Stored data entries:

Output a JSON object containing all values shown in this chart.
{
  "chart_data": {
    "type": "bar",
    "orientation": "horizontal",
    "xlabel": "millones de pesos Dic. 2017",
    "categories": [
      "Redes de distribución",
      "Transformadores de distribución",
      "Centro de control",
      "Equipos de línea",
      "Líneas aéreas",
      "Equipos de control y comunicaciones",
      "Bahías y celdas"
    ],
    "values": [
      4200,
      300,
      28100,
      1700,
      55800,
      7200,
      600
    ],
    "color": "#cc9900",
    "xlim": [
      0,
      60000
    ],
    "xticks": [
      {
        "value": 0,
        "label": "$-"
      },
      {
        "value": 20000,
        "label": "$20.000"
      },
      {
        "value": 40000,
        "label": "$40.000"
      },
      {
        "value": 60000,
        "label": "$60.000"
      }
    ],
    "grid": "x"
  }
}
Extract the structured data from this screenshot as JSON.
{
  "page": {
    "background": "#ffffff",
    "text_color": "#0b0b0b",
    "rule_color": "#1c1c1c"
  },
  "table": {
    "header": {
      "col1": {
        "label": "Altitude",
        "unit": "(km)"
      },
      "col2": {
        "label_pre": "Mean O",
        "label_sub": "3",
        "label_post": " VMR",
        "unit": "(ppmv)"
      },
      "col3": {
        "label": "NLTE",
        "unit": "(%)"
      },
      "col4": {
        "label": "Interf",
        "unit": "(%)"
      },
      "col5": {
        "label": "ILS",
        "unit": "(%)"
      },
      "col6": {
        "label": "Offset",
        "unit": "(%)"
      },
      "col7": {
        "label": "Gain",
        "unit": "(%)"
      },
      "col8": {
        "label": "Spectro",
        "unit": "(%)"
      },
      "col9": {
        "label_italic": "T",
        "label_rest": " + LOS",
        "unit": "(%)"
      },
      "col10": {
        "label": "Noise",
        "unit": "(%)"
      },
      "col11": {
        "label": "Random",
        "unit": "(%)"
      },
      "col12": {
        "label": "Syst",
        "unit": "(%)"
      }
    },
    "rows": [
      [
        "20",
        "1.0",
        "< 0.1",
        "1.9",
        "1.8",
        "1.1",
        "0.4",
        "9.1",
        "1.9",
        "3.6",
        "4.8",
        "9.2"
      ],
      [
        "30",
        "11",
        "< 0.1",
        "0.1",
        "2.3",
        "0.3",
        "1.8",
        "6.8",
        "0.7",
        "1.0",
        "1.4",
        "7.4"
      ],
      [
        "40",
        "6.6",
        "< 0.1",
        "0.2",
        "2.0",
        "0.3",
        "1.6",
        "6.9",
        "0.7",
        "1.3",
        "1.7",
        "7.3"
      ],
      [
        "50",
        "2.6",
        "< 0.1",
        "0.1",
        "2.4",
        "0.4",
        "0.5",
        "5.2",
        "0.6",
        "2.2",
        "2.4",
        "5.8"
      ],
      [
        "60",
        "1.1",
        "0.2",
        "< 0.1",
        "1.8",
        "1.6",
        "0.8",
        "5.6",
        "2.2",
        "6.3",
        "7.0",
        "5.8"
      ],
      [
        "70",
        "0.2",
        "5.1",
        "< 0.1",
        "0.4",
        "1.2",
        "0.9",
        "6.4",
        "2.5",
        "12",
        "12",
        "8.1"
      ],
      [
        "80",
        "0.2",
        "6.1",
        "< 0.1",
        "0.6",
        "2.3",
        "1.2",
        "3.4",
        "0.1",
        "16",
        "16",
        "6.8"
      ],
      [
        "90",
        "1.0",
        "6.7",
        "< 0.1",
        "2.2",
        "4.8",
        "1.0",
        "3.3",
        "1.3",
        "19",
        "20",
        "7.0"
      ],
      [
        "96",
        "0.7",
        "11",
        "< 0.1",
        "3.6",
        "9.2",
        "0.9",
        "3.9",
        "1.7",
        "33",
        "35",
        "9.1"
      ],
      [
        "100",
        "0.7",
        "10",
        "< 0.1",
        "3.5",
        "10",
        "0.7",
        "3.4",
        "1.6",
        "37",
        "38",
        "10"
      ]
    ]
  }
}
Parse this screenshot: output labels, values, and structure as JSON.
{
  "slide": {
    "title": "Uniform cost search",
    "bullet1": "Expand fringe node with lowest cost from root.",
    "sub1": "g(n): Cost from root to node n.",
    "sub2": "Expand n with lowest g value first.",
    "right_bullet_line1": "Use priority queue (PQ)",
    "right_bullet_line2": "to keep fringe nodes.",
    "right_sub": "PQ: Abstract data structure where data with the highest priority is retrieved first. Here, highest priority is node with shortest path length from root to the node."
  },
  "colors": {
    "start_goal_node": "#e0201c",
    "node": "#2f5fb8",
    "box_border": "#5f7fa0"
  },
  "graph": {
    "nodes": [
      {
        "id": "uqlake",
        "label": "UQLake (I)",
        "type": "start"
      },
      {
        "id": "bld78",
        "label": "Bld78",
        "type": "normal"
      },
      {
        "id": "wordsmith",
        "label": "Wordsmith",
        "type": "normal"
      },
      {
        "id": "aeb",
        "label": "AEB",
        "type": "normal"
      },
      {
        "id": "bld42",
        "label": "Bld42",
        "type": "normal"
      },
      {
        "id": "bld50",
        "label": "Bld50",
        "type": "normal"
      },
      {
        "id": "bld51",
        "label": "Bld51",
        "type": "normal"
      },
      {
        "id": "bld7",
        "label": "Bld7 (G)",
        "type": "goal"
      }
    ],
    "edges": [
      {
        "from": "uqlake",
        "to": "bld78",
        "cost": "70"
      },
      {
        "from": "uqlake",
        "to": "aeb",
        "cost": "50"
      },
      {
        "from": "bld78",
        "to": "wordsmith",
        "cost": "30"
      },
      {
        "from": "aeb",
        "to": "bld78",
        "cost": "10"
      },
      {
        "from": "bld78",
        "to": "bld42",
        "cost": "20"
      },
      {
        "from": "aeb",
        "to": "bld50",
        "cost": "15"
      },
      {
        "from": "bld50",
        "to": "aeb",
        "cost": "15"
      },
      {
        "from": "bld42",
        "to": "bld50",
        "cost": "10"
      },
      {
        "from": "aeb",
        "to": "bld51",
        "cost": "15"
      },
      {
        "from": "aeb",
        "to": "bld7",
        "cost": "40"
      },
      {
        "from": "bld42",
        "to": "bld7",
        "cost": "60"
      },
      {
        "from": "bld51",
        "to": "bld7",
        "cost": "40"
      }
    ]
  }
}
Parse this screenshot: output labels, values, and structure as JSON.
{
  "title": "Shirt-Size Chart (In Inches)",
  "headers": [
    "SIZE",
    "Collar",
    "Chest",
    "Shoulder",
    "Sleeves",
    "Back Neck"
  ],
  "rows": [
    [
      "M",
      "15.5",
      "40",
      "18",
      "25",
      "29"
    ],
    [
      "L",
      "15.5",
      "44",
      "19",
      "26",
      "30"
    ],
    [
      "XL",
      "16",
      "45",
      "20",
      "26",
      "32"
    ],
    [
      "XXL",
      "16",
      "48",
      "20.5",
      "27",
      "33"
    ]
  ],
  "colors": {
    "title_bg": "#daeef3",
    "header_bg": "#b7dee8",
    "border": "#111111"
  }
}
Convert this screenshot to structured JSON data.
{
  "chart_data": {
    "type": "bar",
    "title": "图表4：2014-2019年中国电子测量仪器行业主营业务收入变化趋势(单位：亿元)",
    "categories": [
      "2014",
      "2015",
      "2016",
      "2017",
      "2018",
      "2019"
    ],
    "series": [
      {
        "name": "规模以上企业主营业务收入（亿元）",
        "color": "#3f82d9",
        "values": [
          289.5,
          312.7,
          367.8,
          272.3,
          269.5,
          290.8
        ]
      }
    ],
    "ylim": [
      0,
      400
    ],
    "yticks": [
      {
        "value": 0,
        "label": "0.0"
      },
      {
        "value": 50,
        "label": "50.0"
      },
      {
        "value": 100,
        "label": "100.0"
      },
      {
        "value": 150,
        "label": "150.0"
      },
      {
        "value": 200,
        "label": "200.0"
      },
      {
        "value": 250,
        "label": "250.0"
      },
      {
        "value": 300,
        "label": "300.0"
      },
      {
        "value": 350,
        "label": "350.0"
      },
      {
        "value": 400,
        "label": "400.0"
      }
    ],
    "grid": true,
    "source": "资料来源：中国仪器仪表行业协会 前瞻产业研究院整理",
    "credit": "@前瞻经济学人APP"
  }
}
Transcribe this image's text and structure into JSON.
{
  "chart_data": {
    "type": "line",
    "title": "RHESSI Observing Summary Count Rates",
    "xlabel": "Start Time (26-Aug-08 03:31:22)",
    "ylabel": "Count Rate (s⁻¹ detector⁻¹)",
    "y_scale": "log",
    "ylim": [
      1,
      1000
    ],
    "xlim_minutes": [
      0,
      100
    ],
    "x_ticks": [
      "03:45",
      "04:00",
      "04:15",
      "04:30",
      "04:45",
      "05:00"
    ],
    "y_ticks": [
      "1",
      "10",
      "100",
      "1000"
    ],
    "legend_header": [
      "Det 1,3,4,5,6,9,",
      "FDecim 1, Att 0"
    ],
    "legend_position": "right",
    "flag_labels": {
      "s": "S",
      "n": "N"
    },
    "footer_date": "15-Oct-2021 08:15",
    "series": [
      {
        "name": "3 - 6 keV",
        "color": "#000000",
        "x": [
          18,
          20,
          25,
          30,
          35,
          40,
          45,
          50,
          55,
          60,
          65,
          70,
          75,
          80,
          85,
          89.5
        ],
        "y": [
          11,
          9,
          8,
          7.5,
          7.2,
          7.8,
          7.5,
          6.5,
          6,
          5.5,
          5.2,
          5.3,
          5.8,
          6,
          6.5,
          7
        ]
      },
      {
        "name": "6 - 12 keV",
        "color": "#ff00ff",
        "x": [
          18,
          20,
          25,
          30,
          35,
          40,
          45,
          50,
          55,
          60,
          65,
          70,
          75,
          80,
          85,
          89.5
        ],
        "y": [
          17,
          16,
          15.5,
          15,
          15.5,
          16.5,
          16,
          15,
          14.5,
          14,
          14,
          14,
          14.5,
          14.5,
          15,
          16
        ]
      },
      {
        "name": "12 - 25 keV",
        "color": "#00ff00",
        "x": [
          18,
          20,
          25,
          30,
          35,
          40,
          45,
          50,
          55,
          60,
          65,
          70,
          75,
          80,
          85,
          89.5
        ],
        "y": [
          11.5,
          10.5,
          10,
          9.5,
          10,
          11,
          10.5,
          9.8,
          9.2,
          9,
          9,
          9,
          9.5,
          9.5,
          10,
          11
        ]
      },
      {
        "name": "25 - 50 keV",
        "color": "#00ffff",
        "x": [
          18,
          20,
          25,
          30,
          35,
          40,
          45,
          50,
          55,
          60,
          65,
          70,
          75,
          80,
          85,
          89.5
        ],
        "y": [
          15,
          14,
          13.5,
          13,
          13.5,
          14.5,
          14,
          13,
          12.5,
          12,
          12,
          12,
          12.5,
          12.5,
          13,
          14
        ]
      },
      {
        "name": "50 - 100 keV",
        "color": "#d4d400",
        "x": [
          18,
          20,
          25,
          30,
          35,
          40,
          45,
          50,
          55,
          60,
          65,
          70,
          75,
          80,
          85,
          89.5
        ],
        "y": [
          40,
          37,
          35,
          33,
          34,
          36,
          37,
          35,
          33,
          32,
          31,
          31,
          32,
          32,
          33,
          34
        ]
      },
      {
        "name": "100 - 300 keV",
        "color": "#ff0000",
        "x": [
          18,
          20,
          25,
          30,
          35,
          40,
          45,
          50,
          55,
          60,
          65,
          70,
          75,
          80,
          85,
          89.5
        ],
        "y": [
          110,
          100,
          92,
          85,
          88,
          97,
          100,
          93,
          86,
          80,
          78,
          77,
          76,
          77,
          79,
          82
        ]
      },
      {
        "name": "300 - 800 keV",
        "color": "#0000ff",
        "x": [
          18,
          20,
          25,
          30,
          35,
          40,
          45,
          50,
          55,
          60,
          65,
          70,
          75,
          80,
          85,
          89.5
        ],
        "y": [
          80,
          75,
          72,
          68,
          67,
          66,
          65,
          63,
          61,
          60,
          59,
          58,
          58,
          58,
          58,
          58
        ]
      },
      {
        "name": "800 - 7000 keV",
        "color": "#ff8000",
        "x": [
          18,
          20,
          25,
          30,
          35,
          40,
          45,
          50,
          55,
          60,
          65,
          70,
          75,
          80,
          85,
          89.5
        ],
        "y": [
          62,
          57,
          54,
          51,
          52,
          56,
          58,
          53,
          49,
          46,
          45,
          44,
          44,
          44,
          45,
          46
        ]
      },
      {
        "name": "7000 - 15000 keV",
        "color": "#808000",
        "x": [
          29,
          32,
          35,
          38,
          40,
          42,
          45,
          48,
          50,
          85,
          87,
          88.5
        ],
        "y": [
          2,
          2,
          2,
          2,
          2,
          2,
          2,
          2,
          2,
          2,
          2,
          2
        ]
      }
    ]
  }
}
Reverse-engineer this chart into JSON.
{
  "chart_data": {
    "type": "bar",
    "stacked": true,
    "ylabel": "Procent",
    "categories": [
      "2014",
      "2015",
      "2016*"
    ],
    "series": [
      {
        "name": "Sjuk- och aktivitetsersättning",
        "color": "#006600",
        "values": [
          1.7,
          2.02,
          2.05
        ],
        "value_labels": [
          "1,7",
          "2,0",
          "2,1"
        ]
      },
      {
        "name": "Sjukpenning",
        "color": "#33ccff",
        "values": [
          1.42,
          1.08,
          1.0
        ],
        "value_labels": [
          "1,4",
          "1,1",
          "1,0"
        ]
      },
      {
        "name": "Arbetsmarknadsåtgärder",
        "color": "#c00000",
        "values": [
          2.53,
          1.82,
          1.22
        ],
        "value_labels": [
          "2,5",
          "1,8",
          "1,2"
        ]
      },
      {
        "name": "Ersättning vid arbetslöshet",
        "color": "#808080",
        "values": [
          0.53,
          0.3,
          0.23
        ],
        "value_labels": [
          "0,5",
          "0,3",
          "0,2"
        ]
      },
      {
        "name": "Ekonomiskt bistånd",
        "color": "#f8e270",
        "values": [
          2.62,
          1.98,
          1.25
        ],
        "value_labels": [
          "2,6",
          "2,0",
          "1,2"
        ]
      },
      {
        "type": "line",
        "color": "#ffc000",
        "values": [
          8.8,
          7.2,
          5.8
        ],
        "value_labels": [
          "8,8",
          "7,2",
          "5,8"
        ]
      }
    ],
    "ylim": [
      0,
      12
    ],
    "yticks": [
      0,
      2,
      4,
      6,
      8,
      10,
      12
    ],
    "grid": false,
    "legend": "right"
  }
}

## WHAT YOU WILL DO:
Return each line of the listing that holds the string "root".

## RESULT OF THE TASK:
    "bullet1": "Expand fringe node with lowest cost from root.",
    "sub1": "g(n): Cost from root to node n.",
    "right_sub": "PQ: Abstract data structure where data with the highest priority is retrieved first. Here, highest priority is node with shortest path length from root to the node."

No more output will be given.